What to do: Work out how many lines in the listing below include the word "study". Give nothing but the number.

Records:

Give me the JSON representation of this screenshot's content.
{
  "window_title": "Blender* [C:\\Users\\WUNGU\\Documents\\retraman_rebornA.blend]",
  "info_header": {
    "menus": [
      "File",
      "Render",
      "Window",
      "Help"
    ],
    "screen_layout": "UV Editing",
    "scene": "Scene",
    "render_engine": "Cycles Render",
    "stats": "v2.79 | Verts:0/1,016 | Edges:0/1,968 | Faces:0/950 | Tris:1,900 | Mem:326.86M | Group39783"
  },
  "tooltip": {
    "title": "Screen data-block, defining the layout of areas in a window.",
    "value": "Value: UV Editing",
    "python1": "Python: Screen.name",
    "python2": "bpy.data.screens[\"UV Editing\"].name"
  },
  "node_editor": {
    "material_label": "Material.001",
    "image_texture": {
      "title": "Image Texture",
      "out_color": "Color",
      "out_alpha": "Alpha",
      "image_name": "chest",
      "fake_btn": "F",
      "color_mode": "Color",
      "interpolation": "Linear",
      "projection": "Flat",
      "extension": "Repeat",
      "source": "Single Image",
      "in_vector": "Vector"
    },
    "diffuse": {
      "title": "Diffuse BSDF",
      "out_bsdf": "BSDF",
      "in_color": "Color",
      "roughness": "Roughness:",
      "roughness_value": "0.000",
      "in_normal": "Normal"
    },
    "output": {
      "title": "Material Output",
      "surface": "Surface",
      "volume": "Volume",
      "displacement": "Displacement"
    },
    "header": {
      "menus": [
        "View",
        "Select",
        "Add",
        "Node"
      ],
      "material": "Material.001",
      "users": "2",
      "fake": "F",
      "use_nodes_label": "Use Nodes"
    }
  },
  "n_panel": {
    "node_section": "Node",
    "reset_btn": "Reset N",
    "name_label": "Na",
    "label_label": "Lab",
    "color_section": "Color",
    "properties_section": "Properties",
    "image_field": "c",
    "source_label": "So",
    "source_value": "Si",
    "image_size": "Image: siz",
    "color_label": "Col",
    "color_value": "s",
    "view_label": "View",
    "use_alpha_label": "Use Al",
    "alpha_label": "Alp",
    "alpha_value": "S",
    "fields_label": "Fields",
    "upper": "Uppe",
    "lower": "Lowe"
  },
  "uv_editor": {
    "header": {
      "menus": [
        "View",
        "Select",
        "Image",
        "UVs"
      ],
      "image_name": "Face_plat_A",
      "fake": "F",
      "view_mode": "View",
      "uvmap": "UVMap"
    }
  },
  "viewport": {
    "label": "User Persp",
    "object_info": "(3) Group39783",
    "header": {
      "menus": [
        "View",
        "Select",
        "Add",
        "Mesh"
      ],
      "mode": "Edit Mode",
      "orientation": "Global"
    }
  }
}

--

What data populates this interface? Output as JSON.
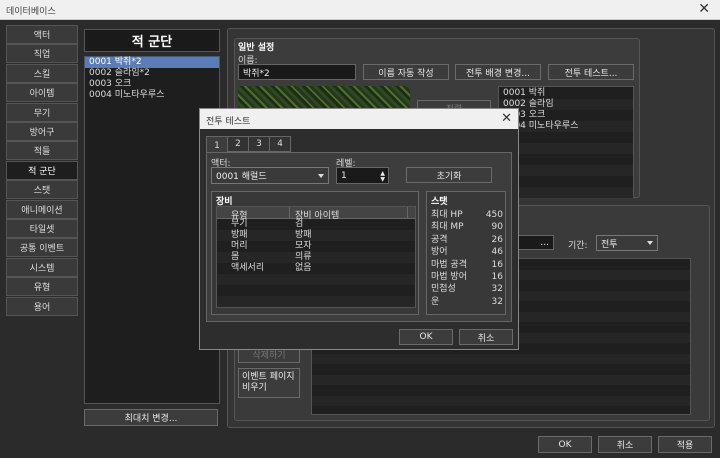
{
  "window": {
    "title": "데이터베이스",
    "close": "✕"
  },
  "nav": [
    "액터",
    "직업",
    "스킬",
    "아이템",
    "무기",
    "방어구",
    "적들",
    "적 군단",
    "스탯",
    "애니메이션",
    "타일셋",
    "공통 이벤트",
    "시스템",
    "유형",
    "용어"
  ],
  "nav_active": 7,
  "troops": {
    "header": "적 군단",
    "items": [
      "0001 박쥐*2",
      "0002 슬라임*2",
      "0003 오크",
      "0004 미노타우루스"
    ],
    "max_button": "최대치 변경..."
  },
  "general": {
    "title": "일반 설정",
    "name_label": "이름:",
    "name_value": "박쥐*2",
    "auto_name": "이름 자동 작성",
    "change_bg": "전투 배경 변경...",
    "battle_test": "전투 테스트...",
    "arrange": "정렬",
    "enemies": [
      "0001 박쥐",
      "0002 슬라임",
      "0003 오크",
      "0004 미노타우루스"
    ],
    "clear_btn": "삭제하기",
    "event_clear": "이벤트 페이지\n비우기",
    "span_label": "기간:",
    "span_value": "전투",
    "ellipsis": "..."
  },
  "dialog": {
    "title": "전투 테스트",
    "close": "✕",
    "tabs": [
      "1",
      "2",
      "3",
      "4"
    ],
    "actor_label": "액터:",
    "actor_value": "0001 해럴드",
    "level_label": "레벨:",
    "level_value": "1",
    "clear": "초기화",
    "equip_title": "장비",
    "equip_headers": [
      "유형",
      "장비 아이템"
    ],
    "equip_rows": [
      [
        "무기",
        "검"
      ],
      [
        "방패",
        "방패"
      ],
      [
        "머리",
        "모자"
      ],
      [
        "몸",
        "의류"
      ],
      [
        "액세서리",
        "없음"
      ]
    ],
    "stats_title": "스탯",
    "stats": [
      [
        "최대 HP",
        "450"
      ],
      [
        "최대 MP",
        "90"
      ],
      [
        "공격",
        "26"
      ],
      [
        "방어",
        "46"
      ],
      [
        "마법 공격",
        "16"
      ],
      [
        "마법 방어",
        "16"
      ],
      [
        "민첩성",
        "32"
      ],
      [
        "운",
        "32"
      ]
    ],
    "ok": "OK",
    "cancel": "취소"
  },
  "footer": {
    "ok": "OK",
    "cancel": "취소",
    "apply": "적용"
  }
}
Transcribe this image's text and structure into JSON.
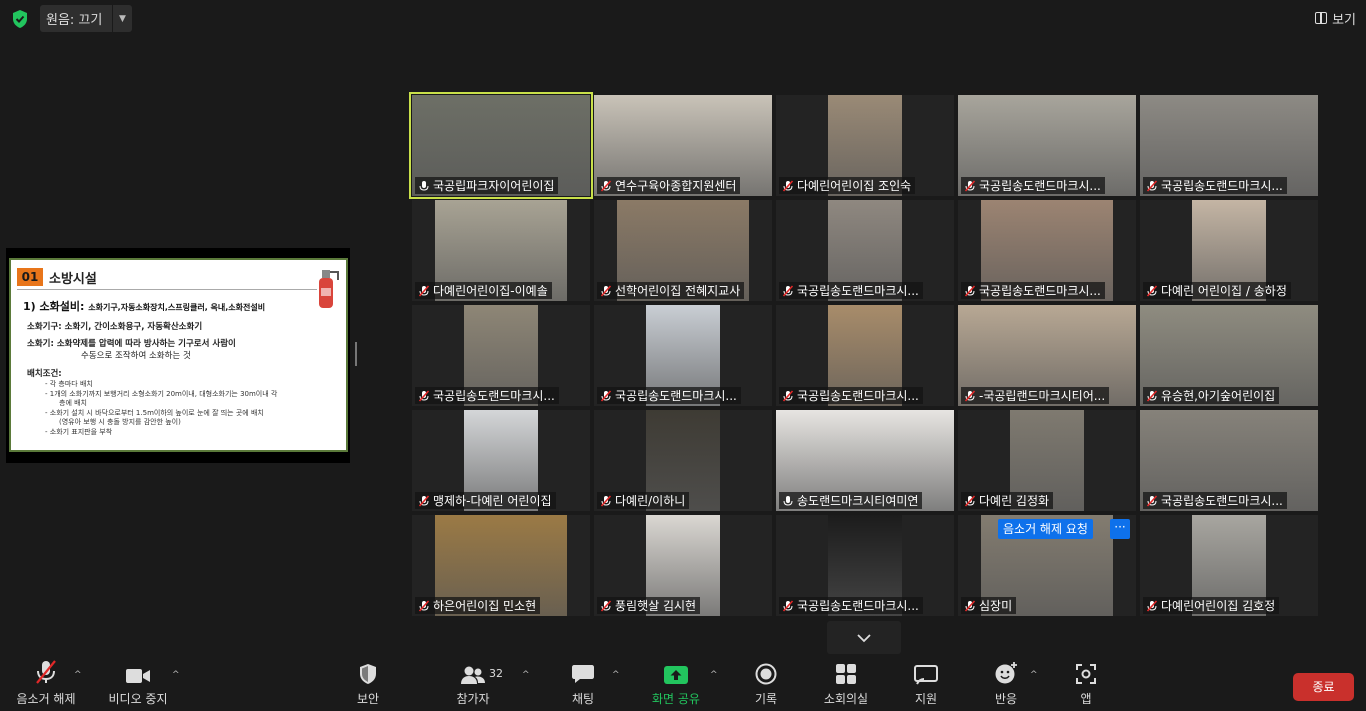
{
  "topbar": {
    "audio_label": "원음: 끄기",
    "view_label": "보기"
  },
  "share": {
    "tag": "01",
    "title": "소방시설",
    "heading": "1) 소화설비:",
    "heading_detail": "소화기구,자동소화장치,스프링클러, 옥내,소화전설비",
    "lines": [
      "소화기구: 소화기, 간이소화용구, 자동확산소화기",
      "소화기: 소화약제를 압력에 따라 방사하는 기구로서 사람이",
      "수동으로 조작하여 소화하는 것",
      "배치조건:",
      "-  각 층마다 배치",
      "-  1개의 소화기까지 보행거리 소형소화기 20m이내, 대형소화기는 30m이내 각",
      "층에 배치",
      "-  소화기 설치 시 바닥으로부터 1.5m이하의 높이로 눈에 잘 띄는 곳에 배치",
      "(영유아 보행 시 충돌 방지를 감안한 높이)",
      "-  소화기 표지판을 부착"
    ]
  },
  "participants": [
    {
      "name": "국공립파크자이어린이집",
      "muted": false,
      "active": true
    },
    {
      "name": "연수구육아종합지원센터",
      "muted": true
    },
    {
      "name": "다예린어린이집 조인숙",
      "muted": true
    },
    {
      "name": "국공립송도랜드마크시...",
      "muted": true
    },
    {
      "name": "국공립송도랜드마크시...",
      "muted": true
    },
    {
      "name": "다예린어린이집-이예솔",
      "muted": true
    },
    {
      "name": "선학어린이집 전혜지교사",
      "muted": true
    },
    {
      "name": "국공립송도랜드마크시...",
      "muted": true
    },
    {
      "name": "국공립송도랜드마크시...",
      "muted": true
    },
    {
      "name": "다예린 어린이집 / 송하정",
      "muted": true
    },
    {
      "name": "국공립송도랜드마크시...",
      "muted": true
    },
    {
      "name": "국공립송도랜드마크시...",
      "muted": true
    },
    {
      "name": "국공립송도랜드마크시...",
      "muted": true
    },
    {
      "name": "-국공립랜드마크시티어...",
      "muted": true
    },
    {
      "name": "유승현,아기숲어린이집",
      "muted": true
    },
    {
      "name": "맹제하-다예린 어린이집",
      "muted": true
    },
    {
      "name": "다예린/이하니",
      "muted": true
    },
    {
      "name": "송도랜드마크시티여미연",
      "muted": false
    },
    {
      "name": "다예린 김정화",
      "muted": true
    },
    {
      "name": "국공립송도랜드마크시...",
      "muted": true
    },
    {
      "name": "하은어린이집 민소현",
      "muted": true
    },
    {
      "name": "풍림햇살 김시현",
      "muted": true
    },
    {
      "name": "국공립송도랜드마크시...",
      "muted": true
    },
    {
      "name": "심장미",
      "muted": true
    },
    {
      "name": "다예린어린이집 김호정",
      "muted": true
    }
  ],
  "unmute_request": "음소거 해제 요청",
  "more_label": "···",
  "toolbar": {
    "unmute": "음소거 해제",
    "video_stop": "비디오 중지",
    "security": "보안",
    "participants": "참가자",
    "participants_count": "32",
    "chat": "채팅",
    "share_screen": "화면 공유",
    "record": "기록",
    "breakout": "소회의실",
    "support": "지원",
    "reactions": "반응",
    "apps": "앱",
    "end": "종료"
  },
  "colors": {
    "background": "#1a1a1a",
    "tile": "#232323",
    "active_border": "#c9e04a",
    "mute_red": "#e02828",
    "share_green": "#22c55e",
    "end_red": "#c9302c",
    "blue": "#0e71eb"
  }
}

--

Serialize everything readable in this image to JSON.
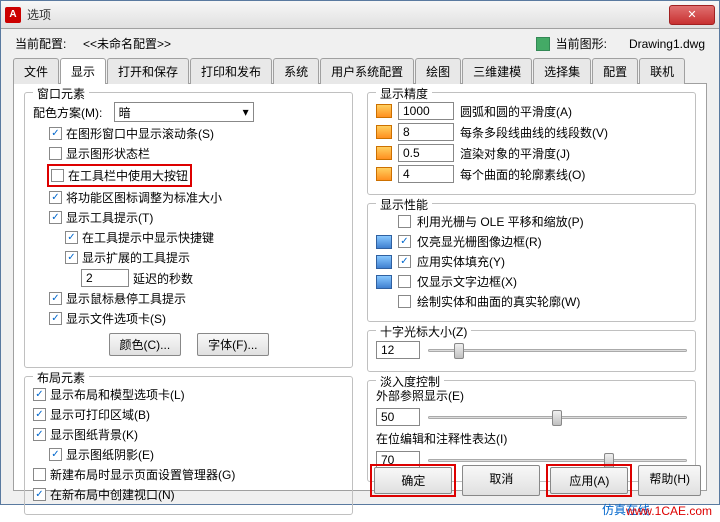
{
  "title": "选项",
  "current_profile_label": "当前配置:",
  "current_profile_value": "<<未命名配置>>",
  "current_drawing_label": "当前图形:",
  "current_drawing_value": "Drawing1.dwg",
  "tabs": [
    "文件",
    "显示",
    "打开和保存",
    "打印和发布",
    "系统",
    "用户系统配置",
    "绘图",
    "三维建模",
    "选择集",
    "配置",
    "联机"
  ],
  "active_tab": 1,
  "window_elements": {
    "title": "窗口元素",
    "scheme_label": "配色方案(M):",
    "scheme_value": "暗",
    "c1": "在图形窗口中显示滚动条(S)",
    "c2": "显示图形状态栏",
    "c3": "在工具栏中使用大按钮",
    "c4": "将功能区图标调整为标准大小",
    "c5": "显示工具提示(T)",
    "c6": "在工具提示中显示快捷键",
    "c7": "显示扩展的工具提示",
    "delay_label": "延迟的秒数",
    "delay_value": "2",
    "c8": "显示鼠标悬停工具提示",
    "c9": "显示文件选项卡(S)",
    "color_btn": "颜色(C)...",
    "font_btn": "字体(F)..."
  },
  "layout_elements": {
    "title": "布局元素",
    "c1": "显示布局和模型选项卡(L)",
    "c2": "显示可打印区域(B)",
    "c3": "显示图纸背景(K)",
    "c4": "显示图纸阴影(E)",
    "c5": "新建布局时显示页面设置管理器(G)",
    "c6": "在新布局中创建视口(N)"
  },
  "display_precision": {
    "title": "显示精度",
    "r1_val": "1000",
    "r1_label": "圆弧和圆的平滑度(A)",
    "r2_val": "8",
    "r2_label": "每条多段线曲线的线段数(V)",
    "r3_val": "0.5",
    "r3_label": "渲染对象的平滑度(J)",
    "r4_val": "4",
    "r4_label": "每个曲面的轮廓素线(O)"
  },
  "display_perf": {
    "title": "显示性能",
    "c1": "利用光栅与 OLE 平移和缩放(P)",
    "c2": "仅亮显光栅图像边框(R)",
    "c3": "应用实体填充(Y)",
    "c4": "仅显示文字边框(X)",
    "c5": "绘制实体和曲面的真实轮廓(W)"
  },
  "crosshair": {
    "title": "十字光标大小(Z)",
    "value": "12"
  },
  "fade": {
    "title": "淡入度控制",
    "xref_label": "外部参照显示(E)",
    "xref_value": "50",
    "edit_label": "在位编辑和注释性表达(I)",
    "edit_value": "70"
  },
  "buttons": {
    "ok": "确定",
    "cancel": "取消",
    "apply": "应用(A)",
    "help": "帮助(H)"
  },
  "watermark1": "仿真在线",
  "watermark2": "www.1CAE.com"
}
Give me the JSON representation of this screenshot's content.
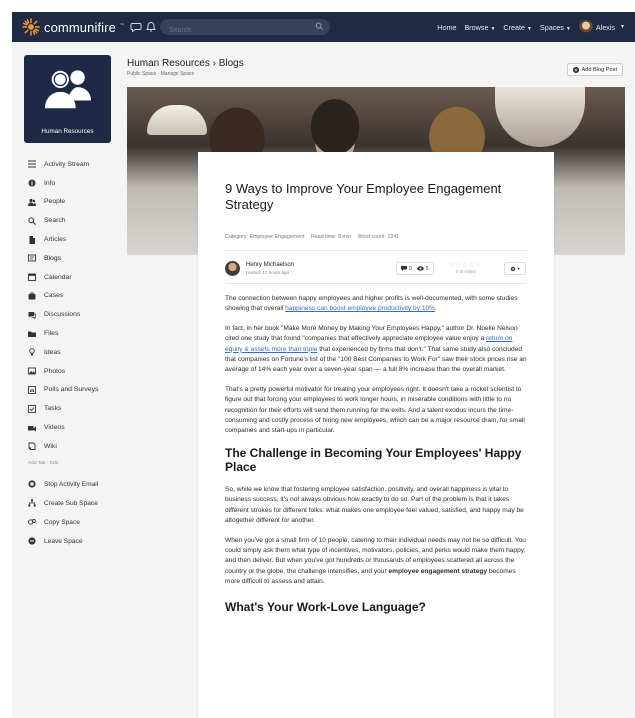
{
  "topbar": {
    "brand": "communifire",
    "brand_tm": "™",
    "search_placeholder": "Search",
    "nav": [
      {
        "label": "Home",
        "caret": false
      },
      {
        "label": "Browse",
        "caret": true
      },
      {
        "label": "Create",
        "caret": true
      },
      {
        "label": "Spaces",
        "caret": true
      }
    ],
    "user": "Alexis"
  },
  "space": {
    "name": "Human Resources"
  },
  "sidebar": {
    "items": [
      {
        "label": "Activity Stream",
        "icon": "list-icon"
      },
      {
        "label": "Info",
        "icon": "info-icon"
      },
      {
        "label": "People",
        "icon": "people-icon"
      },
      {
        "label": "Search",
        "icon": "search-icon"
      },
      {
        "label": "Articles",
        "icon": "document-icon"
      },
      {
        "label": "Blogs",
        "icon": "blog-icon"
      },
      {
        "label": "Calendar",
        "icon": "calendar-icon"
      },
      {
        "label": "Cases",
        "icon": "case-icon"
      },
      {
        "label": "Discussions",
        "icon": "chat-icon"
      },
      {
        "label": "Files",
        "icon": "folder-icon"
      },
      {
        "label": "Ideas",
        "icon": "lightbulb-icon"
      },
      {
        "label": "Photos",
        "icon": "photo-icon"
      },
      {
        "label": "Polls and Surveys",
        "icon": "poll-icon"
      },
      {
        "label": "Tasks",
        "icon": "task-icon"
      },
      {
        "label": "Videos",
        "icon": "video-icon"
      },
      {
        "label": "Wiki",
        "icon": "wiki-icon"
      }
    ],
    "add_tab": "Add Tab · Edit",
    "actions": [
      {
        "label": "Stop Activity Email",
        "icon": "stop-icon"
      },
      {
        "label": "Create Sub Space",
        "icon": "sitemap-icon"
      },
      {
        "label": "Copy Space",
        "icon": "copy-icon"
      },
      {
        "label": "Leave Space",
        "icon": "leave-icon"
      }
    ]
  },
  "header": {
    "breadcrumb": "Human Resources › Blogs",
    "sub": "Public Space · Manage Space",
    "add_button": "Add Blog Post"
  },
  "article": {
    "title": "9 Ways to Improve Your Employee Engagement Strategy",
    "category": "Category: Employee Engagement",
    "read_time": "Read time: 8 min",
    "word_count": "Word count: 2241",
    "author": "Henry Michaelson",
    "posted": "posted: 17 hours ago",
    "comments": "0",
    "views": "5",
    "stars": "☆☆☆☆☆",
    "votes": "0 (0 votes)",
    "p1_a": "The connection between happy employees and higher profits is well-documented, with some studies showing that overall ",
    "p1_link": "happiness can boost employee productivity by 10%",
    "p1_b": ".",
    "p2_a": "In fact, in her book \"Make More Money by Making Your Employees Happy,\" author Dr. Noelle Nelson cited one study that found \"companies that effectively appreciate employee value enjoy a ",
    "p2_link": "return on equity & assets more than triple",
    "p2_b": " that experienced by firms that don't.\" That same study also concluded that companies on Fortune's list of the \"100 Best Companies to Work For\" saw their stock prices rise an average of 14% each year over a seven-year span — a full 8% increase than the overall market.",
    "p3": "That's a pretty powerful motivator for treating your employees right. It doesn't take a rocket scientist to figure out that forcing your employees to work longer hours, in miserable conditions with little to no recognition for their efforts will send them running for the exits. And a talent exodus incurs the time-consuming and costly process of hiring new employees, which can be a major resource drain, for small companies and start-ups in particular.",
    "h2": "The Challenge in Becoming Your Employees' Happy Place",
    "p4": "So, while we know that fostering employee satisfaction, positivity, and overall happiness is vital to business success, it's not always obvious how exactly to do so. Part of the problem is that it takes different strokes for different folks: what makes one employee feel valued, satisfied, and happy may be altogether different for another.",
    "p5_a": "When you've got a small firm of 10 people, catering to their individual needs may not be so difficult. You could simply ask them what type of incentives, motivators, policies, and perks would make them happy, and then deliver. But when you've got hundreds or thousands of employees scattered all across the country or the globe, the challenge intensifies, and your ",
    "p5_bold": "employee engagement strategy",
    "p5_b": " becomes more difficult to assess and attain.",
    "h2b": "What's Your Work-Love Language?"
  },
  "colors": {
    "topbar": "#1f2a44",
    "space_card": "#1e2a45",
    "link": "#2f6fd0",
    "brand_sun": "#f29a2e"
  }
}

The reply: 2